Data records

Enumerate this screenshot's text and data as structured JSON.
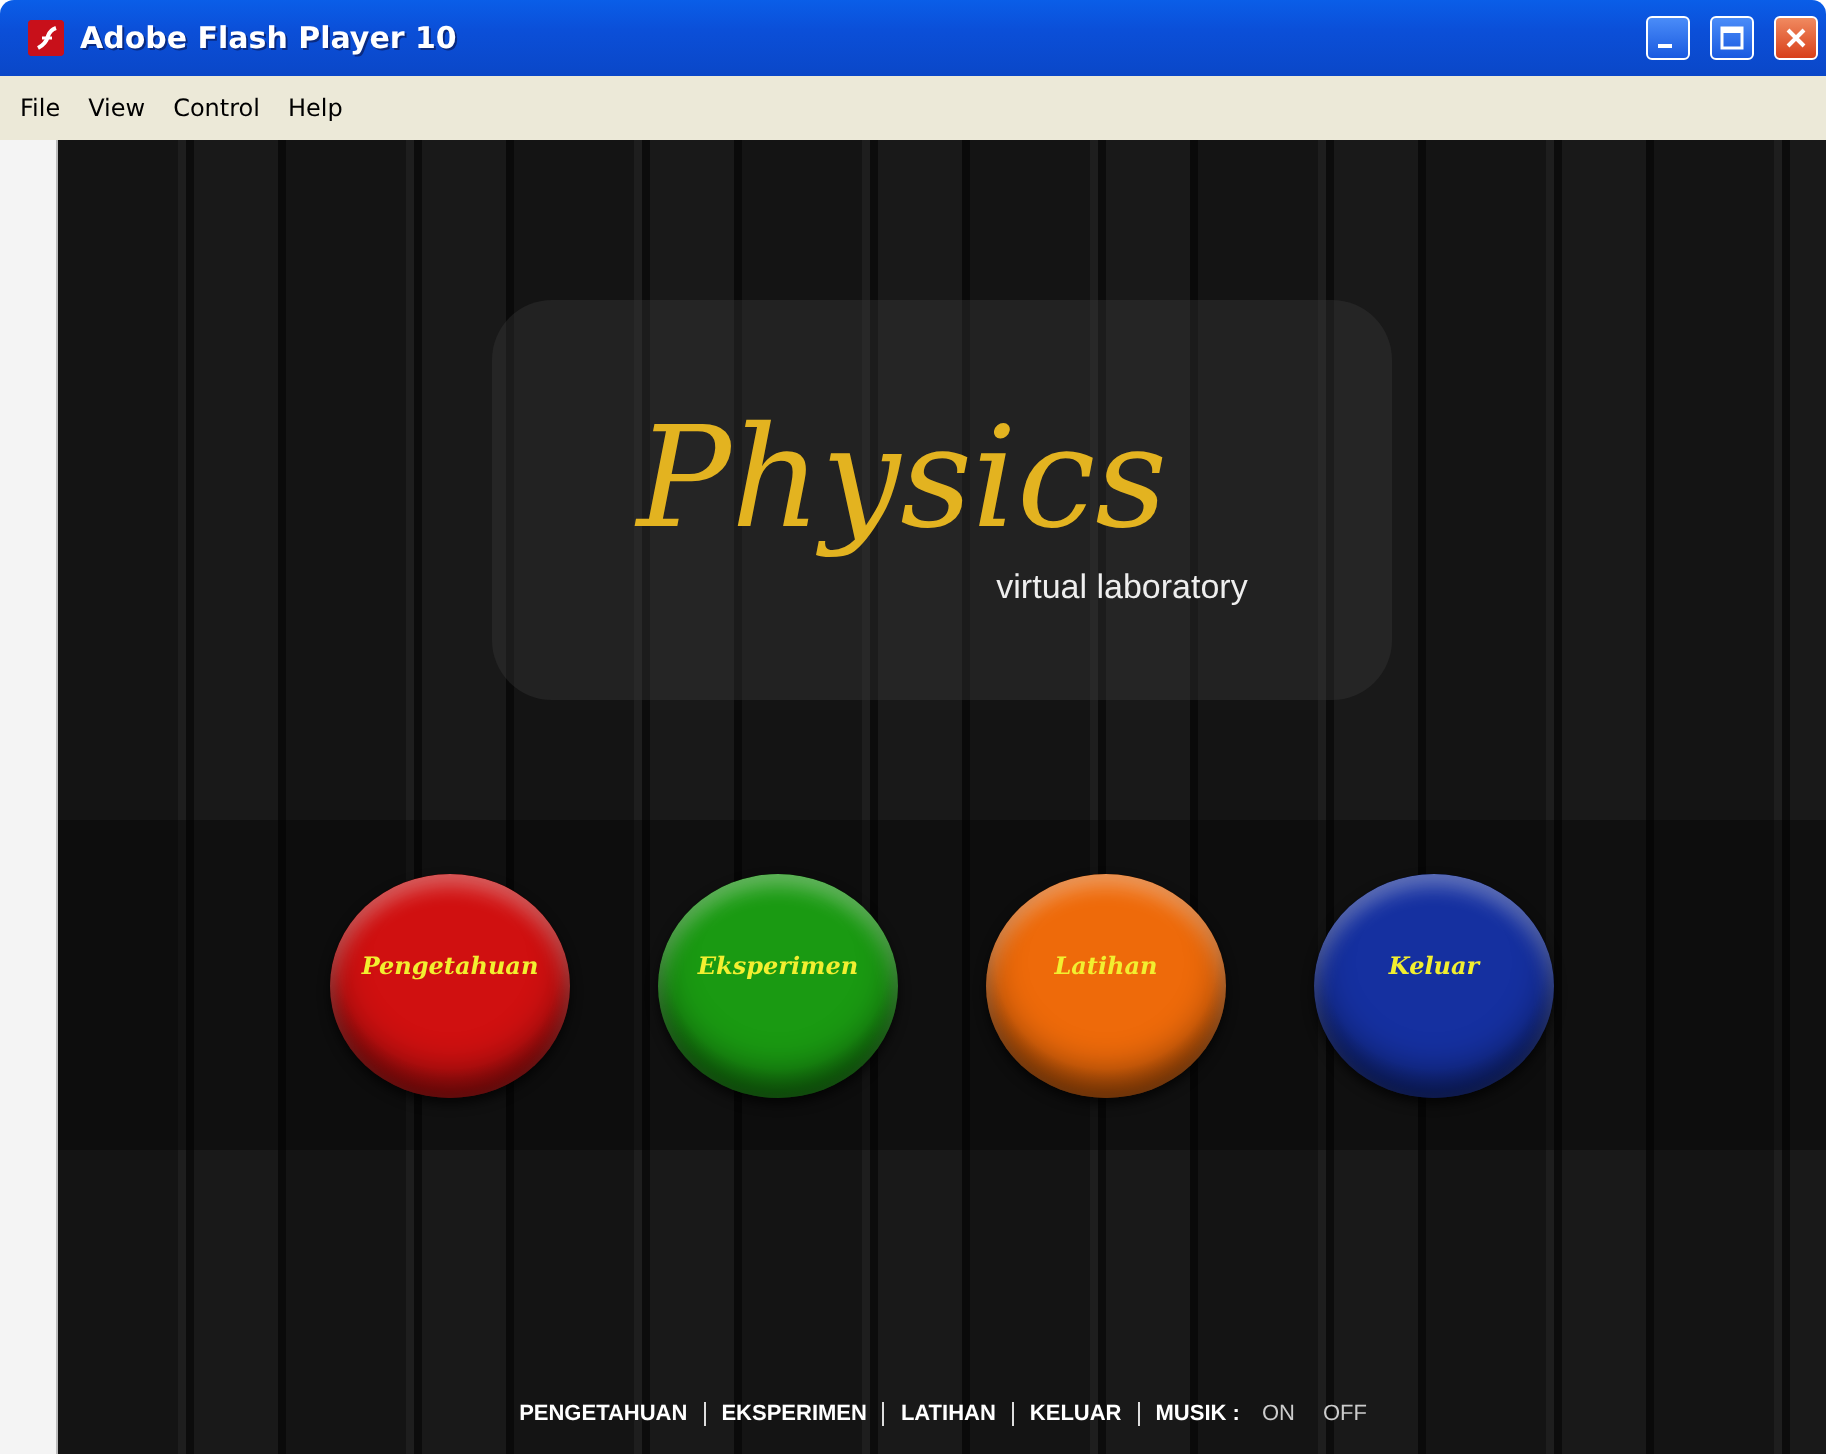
{
  "window": {
    "title": "Adobe Flash Player 10"
  },
  "menu": [
    "File",
    "View",
    "Control",
    "Help"
  ],
  "logo": {
    "title": "Physics",
    "subtitle": "virtual laboratory"
  },
  "buttons": [
    {
      "label": "Pengetahuan",
      "color": "#d01010"
    },
    {
      "label": "Eksperimen",
      "color": "#1a9a12"
    },
    {
      "label": "Latihan",
      "color": "#ee6a0a"
    },
    {
      "label": "Keluar",
      "color": "#1530a0"
    }
  ],
  "nav": [
    "PENGETAHUAN",
    "EKSPERIMEN",
    "LATIHAN",
    "KELUAR"
  ],
  "music": {
    "label": "MUSIK :",
    "options": [
      "ON",
      "OFF"
    ]
  }
}
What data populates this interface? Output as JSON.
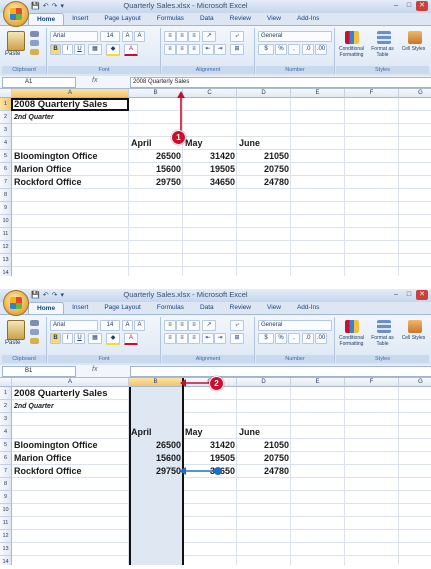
{
  "window": {
    "title": "Quarterly Sales.xlsx - Microsoft Excel",
    "controls": [
      "–",
      "□",
      "✕"
    ]
  },
  "quick_access": [
    "💾",
    "↶",
    "↷",
    "▾"
  ],
  "ribbon": {
    "tabs": [
      "Home",
      "Insert",
      "Page Layout",
      "Formulas",
      "Data",
      "Review",
      "View",
      "Add-Ins"
    ],
    "active_tab": "Home",
    "paste_label": "Paste",
    "font_name": "Arial",
    "font_size": "14",
    "number_format": "General",
    "styles": [
      "Conditional Formatting",
      "Format as Table",
      "Cell Styles"
    ],
    "groups": [
      "Clipboard",
      "Font",
      "Alignment",
      "Number",
      "Styles"
    ]
  },
  "panels": [
    {
      "namebox": "A1",
      "formula": "2008 Quarterly Sales",
      "callout": "1"
    },
    {
      "namebox": "B1",
      "formula": "",
      "callout": "2"
    }
  ],
  "sheet": {
    "columns": [
      "A",
      "B",
      "C",
      "D",
      "E",
      "F",
      "G"
    ],
    "rows": [
      "1",
      "2",
      "3",
      "4",
      "5",
      "6",
      "7",
      "8",
      "9",
      "10",
      "11",
      "12",
      "13",
      "14"
    ],
    "title": "2008 Quarterly Sales",
    "subtitle": "2nd Quarter",
    "month_headers": [
      "April",
      "May",
      "June"
    ],
    "data": [
      {
        "label": "Bloomington Office",
        "values": [
          "26500",
          "31420",
          "21050"
        ]
      },
      {
        "label": "Marion Office",
        "values": [
          "15600",
          "19505",
          "20750"
        ]
      },
      {
        "label": "Rockford Office",
        "values": [
          "29750",
          "34650",
          "24780"
        ]
      }
    ]
  },
  "colors": {
    "ribbon_blue": "#dde6f2",
    "selection_header": "#f2c56b",
    "callout_red": "#c8102e",
    "arrow_red": "#c8102e",
    "arrow_blue": "#1f6fc8"
  }
}
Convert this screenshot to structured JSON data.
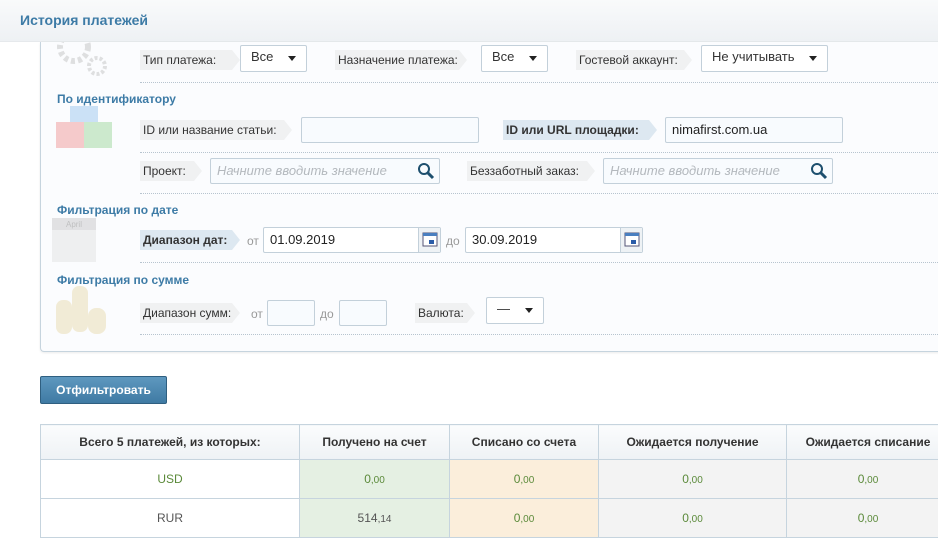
{
  "header": {
    "title": "История платежей"
  },
  "filters": {
    "payment_type": {
      "label": "Тип платежа:",
      "value": "Все"
    },
    "payment_purpose": {
      "label": "Назначение платежа:",
      "value": "Все"
    },
    "guest_account": {
      "label": "Гостевой аккаунт:",
      "value": "Не учитывать"
    },
    "by_id": {
      "title": "По идентификатору",
      "article": {
        "label": "ID или название статьи:",
        "value": ""
      },
      "site": {
        "label": "ID или URL площадки:",
        "value": "nimafirst.com.ua"
      },
      "project": {
        "label": "Проект:",
        "placeholder": "Начните вводить значение"
      },
      "carefree": {
        "label": "Беззаботный заказ:",
        "placeholder": "Начните вводить значение"
      }
    },
    "by_date": {
      "title": "Фильтрация по дате",
      "label": "Диапазон дат:",
      "from_label": "от",
      "from": "01.09.2019",
      "to_label": "до",
      "to": "30.09.2019",
      "icon_text": "April"
    },
    "by_sum": {
      "title": "Фильтрация по сумме",
      "label": "Диапазон сумм:",
      "from_label": "от",
      "from": "",
      "to_label": "до",
      "to": "",
      "currency_label": "Валюта:",
      "currency": "—"
    }
  },
  "filter_button": "Отфильтровать",
  "summary": {
    "headers": [
      "Всего 5 платежей, из которых:",
      "Получено на счет",
      "Списано со счета",
      "Ожидается получение",
      "Ожидается списание"
    ],
    "rows": [
      {
        "currency": "USD",
        "values": [
          [
            "0",
            ",00"
          ],
          [
            "0",
            ",00"
          ],
          [
            "0",
            ",00"
          ],
          [
            "0",
            ",00"
          ]
        ]
      },
      {
        "currency": "RUR",
        "values": [
          [
            "514",
            ",14"
          ],
          [
            "0",
            ",00"
          ],
          [
            "0",
            ",00"
          ],
          [
            "0",
            ",00"
          ]
        ]
      }
    ]
  },
  "colors": {
    "accent": "#3d7ba6",
    "received": "#e5f0e3",
    "debited": "#fbeedb",
    "pending": "#f3f3f3"
  }
}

**THE REQUEST**. Reproduce the records, all of them, word for word; omit the pictures.

**SOLUTION BELOW**.
Enumerate this screenshot's text and data as structured JSON.
{
  "window": {
    "title": "Adobe Flash Player 10"
  },
  "menu": [
    "File",
    "View",
    "Control",
    "Help"
  ],
  "logo": {
    "title": "Physics",
    "subtitle": "virtual laboratory"
  },
  "buttons": [
    {
      "label": "Pengetahuan",
      "color": "#d01010"
    },
    {
      "label": "Eksperimen",
      "color": "#1a9a12"
    },
    {
      "label": "Latihan",
      "color": "#ee6a0a"
    },
    {
      "label": "Keluar",
      "color": "#1530a0"
    }
  ],
  "nav": [
    "PENGETAHUAN",
    "EKSPERIMEN",
    "LATIHAN",
    "KELUAR"
  ],
  "music": {
    "label": "MUSIK :",
    "options": [
      "ON",
      "OFF"
    ]
  }
}
What data populates this interface? Output as JSON.
{
  "window": {
    "title": "Quarterly Sales.xlsx - Microsoft Excel",
    "controls": [
      "–",
      "□",
      "✕"
    ]
  },
  "quick_access": [
    "💾",
    "↶",
    "↷",
    "▾"
  ],
  "ribbon": {
    "tabs": [
      "Home",
      "Insert",
      "Page Layout",
      "Formulas",
      "Data",
      "Review",
      "View",
      "Add-Ins"
    ],
    "active_tab": "Home",
    "paste_label": "Paste",
    "font_name": "Arial",
    "font_size": "14",
    "number_format": "General",
    "styles": [
      "Conditional Formatting",
      "Format as Table",
      "Cell Styles"
    ],
    "groups": [
      "Clipboard",
      "Font",
      "Alignment",
      "Number",
      "Styles"
    ]
  },
  "panels": [
    {
      "namebox": "A1",
      "formula": "2008 Quarterly Sales",
      "callout": "1"
    },
    {
      "namebox": "B1",
      "formula": "",
      "callout": "2"
    }
  ],
  "sheet": {
    "columns": [
      "A",
      "B",
      "C",
      "D",
      "E",
      "F",
      "G"
    ],
    "rows": [
      "1",
      "2",
      "3",
      "4",
      "5",
      "6",
      "7",
      "8",
      "9",
      "10",
      "11",
      "12",
      "13",
      "14"
    ],
    "title": "2008 Quarterly Sales",
    "subtitle": "2nd Quarter",
    "month_headers": [
      "April",
      "May",
      "June"
    ],
    "data": [
      {
        "label": "Bloomington Office",
        "values": [
          "26500",
          "31420",
          "21050"
        ]
      },
      {
        "label": "Marion Office",
        "values": [
          "15600",
          "19505",
          "20750"
        ]
      },
      {
        "label": "Rockford Office",
        "values": [
          "29750",
          "34650",
          "24780"
        ]
      }
    ]
  },
  "colors": {
    "ribbon_blue": "#dde6f2",
    "selection_header": "#f2c56b",
    "callout_red": "#c8102e",
    "arrow_red": "#c8102e",
    "arrow_blue": "#1f6fc8"
  }
}
Convert this screenshot to structured JSON data.
{
  "header": {
    "title": "История платежей"
  },
  "filters": {
    "payment_type": {
      "label": "Тип платежа:",
      "value": "Все"
    },
    "payment_purpose": {
      "label": "Назначение платежа:",
      "value": "Все"
    },
    "guest_account": {
      "label": "Гостевой аккаунт:",
      "value": "Не учитывать"
    },
    "by_id": {
      "title": "По идентификатору",
      "article": {
        "label": "ID или название статьи:",
        "value": ""
      },
      "site": {
        "label": "ID или URL площадки:",
        "value": "nimafirst.com.ua"
      },
      "project": {
        "label": "Проект:",
        "placeholder": "Начните вводить значение"
      },
      "carefree": {
        "label": "Беззаботный заказ:",
        "placeholder": "Начните вводить значение"
      }
    },
    "by_date": {
      "title": "Фильтрация по дате",
      "label": "Диапазон дат:",
      "from_label": "от",
      "from": "01.09.2019",
      "to_label": "до",
      "to": "30.09.2019",
      "icon_text": "April"
    },
    "by_sum": {
      "title": "Фильтрация по сумме",
      "label": "Диапазон сумм:",
      "from_label": "от",
      "from": "",
      "to_label": "до",
      "to": "",
      "currency_label": "Валюта:",
      "currency": "—"
    }
  },
  "filter_button": "Отфильтровать",
  "summary": {
    "headers": [
      "Всего 5 платежей, из которых:",
      "Получено на счет",
      "Списано со счета",
      "Ожидается получение",
      "Ожидается списание"
    ],
    "rows": [
      {
        "currency": "USD",
        "values": [
          [
            "0",
            ",00"
          ],
          [
            "0",
            ",00"
          ],
          [
            "0",
            ",00"
          ],
          [
            "0",
            ",00"
          ]
        ]
      },
      {
        "currency": "RUR",
        "values": [
          [
            "514",
            ",14"
          ],
          [
            "0",
            ",00"
          ],
          [
            "0",
            ",00"
          ],
          [
            "0",
            ",00"
          ]
        ]
      }
    ]
  },
  "colors": {
    "accent": "#3d7ba6",
    "received": "#e5f0e3",
    "debited": "#fbeedb",
    "pending": "#f3f3f3"
  }
}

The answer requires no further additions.